-- Start Recorded information --

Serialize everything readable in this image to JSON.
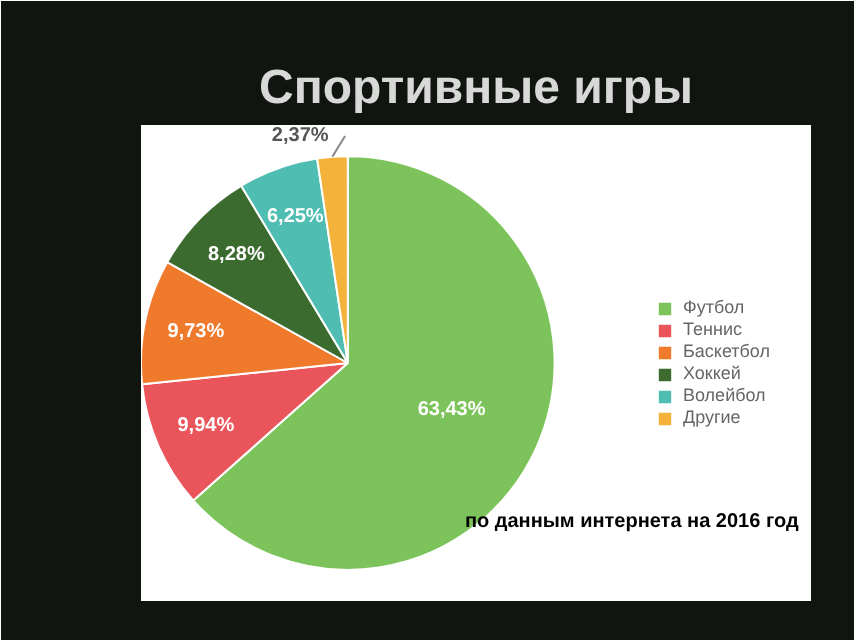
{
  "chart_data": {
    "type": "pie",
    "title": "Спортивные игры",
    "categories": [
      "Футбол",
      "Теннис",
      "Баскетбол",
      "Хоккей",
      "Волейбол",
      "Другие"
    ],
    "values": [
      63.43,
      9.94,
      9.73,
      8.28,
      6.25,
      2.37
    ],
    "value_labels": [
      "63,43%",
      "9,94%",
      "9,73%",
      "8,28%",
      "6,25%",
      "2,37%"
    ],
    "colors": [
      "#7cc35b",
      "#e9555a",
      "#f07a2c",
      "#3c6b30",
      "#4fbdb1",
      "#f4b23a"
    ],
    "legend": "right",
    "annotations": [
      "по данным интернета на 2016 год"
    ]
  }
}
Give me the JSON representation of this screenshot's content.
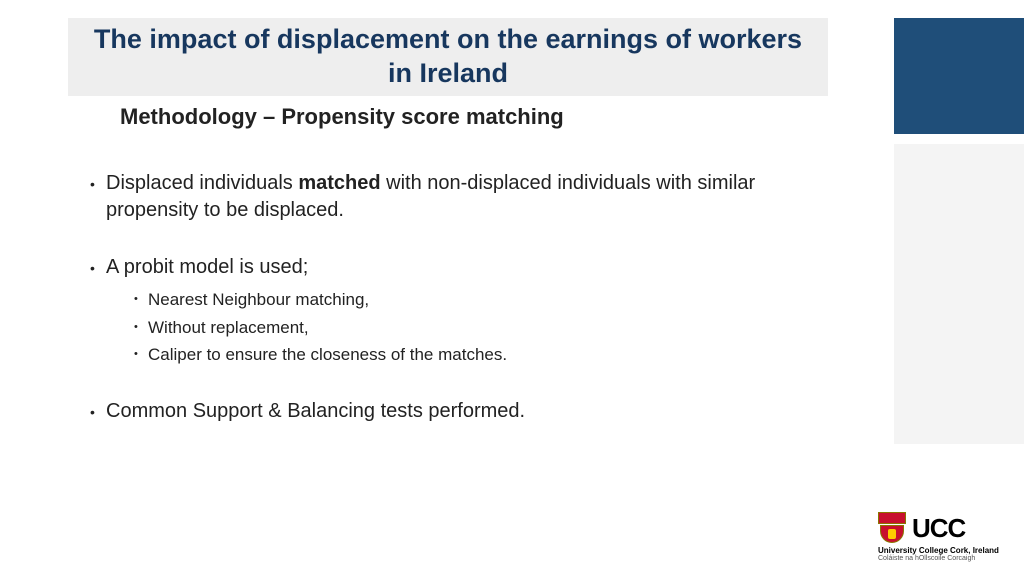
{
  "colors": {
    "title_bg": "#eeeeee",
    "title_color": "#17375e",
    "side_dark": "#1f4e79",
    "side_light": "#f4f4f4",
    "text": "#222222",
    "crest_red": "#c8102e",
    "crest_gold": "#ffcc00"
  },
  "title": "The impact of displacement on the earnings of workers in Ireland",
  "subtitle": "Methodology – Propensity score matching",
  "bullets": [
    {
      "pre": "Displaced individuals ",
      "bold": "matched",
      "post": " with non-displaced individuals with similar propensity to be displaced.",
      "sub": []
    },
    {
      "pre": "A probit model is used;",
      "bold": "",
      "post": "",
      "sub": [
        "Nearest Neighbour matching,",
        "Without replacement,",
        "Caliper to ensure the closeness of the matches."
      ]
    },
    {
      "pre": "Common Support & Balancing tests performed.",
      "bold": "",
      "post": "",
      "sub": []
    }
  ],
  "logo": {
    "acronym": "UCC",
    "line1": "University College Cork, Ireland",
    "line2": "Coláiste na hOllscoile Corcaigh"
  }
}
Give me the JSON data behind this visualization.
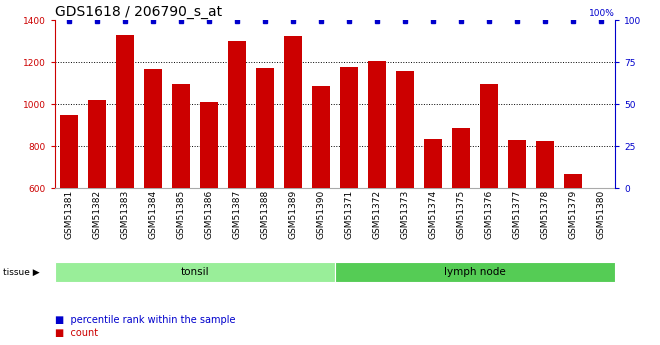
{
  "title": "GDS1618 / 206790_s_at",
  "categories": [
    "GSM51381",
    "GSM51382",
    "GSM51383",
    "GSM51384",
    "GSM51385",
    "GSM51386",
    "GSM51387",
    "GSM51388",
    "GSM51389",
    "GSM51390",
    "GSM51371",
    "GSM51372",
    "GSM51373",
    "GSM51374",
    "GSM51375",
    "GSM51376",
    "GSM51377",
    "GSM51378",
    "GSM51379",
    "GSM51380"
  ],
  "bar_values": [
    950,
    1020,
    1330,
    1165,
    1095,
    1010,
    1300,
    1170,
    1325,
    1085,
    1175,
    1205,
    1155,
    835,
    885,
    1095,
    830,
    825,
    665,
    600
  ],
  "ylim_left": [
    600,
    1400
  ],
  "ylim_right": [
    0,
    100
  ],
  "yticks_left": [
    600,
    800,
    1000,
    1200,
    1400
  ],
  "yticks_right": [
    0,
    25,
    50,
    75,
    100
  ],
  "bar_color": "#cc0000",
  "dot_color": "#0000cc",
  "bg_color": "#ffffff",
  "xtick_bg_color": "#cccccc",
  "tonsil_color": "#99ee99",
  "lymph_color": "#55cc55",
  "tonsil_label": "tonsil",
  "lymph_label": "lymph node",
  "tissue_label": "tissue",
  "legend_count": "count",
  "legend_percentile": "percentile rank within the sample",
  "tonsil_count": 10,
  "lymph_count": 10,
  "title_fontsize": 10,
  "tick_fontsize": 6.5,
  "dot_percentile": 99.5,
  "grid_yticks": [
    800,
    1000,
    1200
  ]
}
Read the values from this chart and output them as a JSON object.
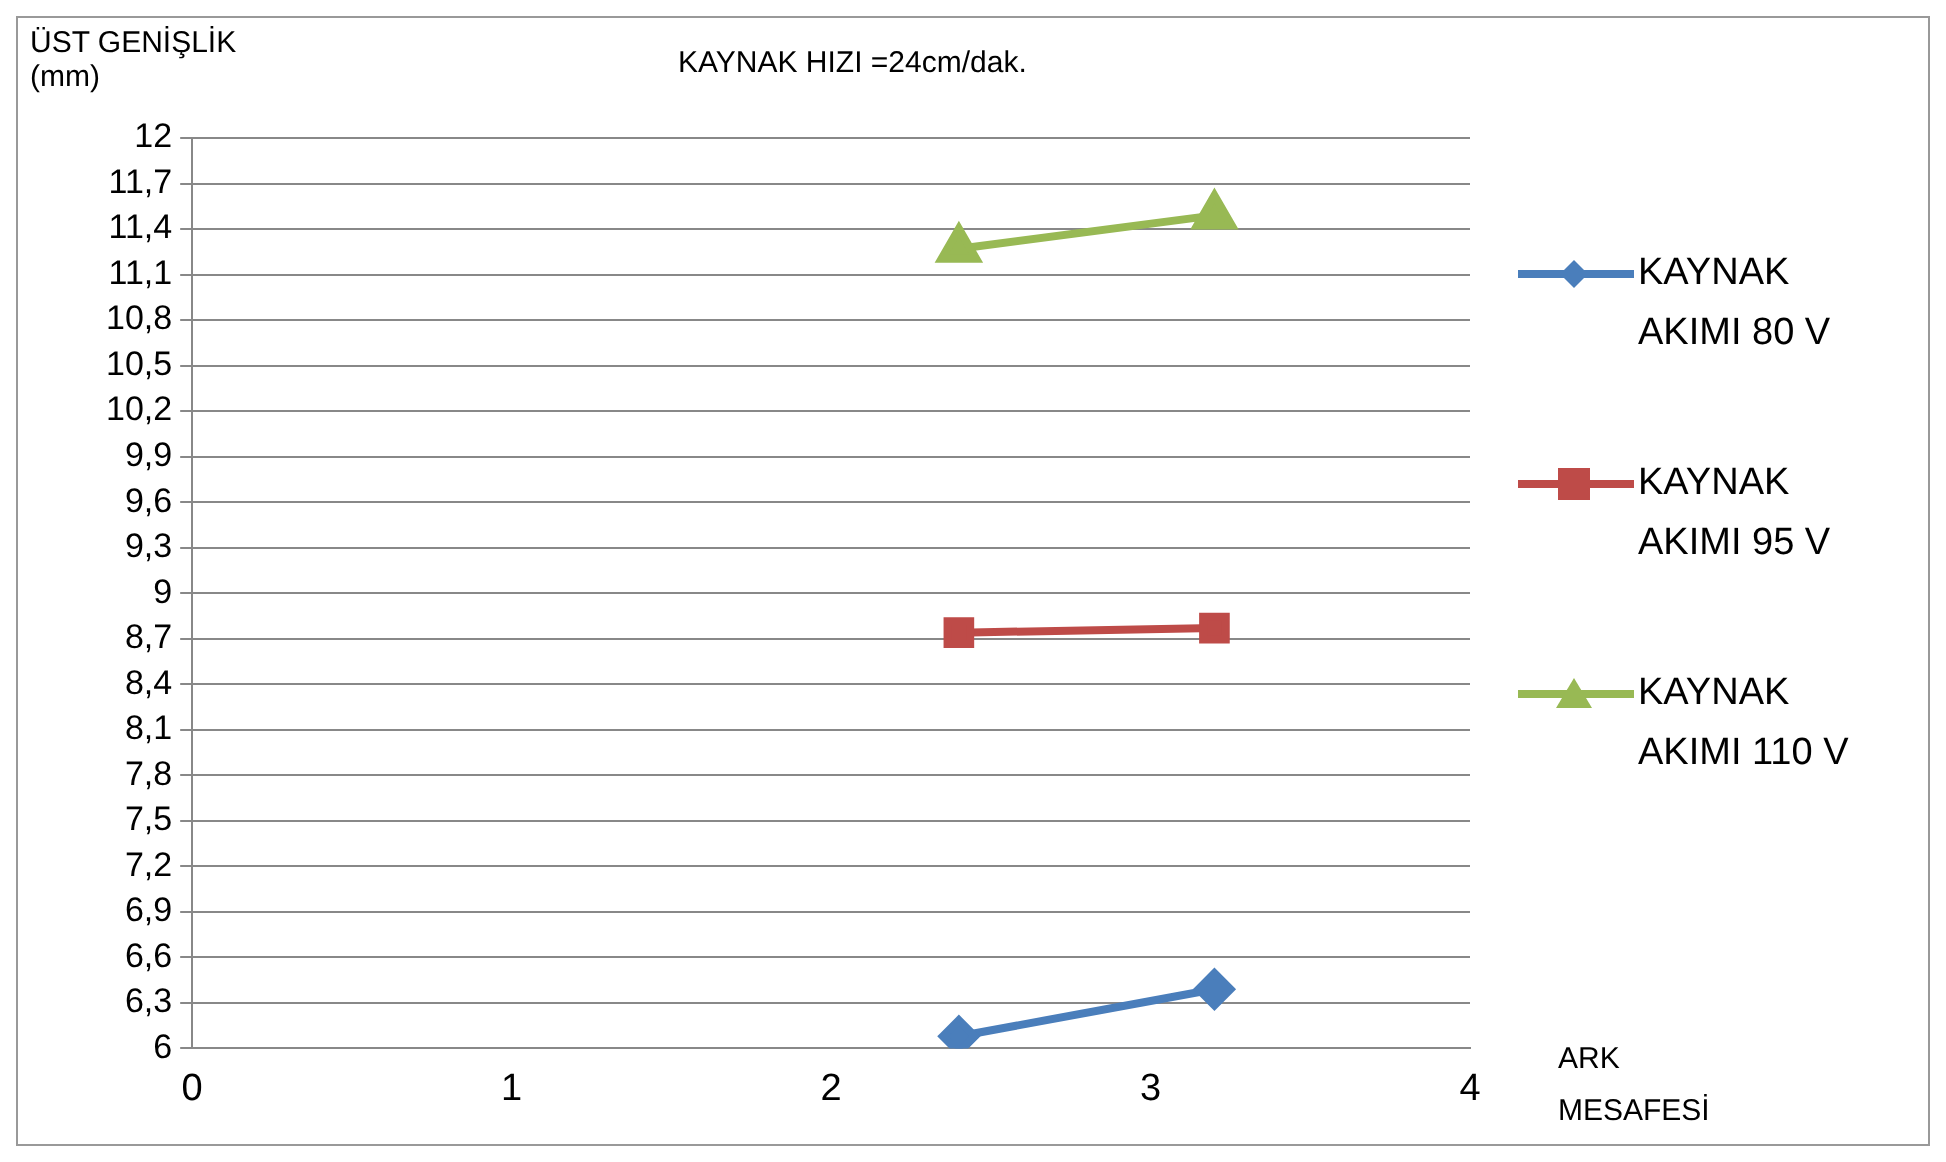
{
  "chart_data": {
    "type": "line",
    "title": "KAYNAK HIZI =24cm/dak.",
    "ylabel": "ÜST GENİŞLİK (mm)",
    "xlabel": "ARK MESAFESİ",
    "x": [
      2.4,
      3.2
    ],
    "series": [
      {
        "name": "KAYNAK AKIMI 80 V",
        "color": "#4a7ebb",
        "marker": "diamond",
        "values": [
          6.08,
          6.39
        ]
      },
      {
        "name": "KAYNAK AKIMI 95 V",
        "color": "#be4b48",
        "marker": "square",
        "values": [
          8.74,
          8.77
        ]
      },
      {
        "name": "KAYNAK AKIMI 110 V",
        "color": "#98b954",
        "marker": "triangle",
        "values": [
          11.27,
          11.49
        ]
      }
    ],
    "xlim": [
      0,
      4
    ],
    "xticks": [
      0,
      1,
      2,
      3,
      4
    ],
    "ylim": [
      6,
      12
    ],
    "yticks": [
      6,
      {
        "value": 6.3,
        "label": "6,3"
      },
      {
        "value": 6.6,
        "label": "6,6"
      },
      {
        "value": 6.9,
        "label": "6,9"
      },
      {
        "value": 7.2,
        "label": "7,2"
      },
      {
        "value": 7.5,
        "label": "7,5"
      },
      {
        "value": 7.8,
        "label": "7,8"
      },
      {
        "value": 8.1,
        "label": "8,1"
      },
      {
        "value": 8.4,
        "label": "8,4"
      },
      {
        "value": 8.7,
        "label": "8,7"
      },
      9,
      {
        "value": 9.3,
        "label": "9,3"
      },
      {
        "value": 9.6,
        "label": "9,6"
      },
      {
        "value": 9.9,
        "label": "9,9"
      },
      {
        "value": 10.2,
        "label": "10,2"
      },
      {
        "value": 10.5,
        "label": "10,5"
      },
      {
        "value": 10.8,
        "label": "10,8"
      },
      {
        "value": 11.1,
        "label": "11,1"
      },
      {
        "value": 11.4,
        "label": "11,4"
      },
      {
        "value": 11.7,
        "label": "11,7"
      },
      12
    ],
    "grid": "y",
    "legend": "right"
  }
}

-- End Recorded information --

■ Aim of the task: Repeat the material above in full and exactly, omitting the pictures.

■ Response to this exercise:
Serialize everything readable in this image to JSON.
{
  "chart_data": {
    "type": "pie",
    "title": "Спортивные игры",
    "categories": [
      "Футбол",
      "Теннис",
      "Баскетбол",
      "Хоккей",
      "Волейбол",
      "Другие"
    ],
    "values": [
      63.43,
      9.94,
      9.73,
      8.28,
      6.25,
      2.37
    ],
    "value_labels": [
      "63,43%",
      "9,94%",
      "9,73%",
      "8,28%",
      "6,25%",
      "2,37%"
    ],
    "colors": [
      "#7cc35b",
      "#e9555a",
      "#f07a2c",
      "#3c6b30",
      "#4fbdb1",
      "#f4b23a"
    ],
    "legend": "right",
    "annotations": [
      "по данным интернета на 2016 год"
    ]
  }
}
Give me the JSON representation of this screenshot's content.
{
  "colors": {
    "title_bg": "#eeeeee",
    "title_color": "#17375e",
    "side_dark": "#1f4e79",
    "side_light": "#f4f4f4",
    "text": "#222222",
    "crest_red": "#c8102e",
    "crest_gold": "#ffcc00"
  },
  "title": "The impact of displacement on the earnings of workers in Ireland",
  "subtitle": "Methodology – Propensity score matching",
  "bullets": [
    {
      "pre": "Displaced individuals ",
      "bold": "matched",
      "post": " with non-displaced individuals with similar propensity to be displaced.",
      "sub": []
    },
    {
      "pre": "A probit model is used;",
      "bold": "",
      "post": "",
      "sub": [
        "Nearest Neighbour matching,",
        "Without replacement,",
        "Caliper to ensure the closeness of the matches."
      ]
    },
    {
      "pre": "Common Support & Balancing tests performed.",
      "bold": "",
      "post": "",
      "sub": []
    }
  ],
  "logo": {
    "acronym": "UCC",
    "line1": "University College Cork, Ireland",
    "line2": "Coláiste na hOllscoile Corcaigh"
  }
}
Give me the JSON data behind this visualization.
{
  "title": "GDS1618 / 206790_s_at",
  "categories": [
    "GSM51381",
    "GSM51382",
    "GSM51383",
    "GSM51384",
    "GSM51385",
    "GSM51386",
    "GSM51387",
    "GSM51388",
    "GSM51389",
    "GSM51390",
    "GSM51371",
    "GSM51372",
    "GSM51373",
    "GSM51374",
    "GSM51375",
    "GSM51376",
    "GSM51377",
    "GSM51378",
    "GSM51379",
    "GSM51380"
  ],
  "bar_values": [
    950,
    1020,
    1330,
    1165,
    1095,
    1010,
    1300,
    1170,
    1325,
    1085,
    1175,
    1205,
    1155,
    835,
    885,
    1095,
    830,
    825,
    665,
    600
  ],
  "ylim_left": [
    600,
    1400
  ],
  "ylim_right": [
    0,
    100
  ],
  "yticks_left": [
    600,
    800,
    1000,
    1200,
    1400
  ],
  "yticks_right": [
    0,
    25,
    50,
    75,
    100
  ],
  "bar_color": "#cc0000",
  "dot_color": "#0000cc",
  "bg_color": "#ffffff",
  "xtick_bg_color": "#cccccc",
  "tonsil_color": "#99ee99",
  "lymph_color": "#55cc55",
  "tonsil_label": "tonsil",
  "lymph_label": "lymph node",
  "tissue_label": "tissue",
  "legend_count": "count",
  "legend_percentile": "percentile rank within the sample",
  "tonsil_count": 10,
  "lymph_count": 10,
  "title_fontsize": 10,
  "tick_fontsize": 6.5,
  "dot_percentile": 99.5,
  "grid_yticks": [
    800,
    1000,
    1200
  ]
}
Read the values from this chart and output them as a JSON object.
{
  "chart_data": {
    "type": "line",
    "title": "KAYNAK HIZI =24cm/dak.",
    "ylabel": "ÜST GENİŞLİK (mm)",
    "xlabel": "ARK MESAFESİ",
    "x": [
      2.4,
      3.2
    ],
    "series": [
      {
        "name": "KAYNAK AKIMI 80 V",
        "color": "#4a7ebb",
        "marker": "diamond",
        "values": [
          6.08,
          6.39
        ]
      },
      {
        "name": "KAYNAK AKIMI 95 V",
        "color": "#be4b48",
        "marker": "square",
        "values": [
          8.74,
          8.77
        ]
      },
      {
        "name": "KAYNAK AKIMI 110 V",
        "color": "#98b954",
        "marker": "triangle",
        "values": [
          11.27,
          11.49
        ]
      }
    ],
    "xlim": [
      0,
      4
    ],
    "xticks": [
      0,
      1,
      2,
      3,
      4
    ],
    "ylim": [
      6,
      12
    ],
    "yticks": [
      6,
      {
        "value": 6.3,
        "label": "6,3"
      },
      {
        "value": 6.6,
        "label": "6,6"
      },
      {
        "value": 6.9,
        "label": "6,9"
      },
      {
        "value": 7.2,
        "label": "7,2"
      },
      {
        "value": 7.5,
        "label": "7,5"
      },
      {
        "value": 7.8,
        "label": "7,8"
      },
      {
        "value": 8.1,
        "label": "8,1"
      },
      {
        "value": 8.4,
        "label": "8,4"
      },
      {
        "value": 8.7,
        "label": "8,7"
      },
      9,
      {
        "value": 9.3,
        "label": "9,3"
      },
      {
        "value": 9.6,
        "label": "9,6"
      },
      {
        "value": 9.9,
        "label": "9,9"
      },
      {
        "value": 10.2,
        "label": "10,2"
      },
      {
        "value": 10.5,
        "label": "10,5"
      },
      {
        "value": 10.8,
        "label": "10,8"
      },
      {
        "value": 11.1,
        "label": "11,1"
      },
      {
        "value": 11.4,
        "label": "11,4"
      },
      {
        "value": 11.7,
        "label": "11,7"
      },
      12
    ],
    "grid": "y",
    "legend": "right"
  }
}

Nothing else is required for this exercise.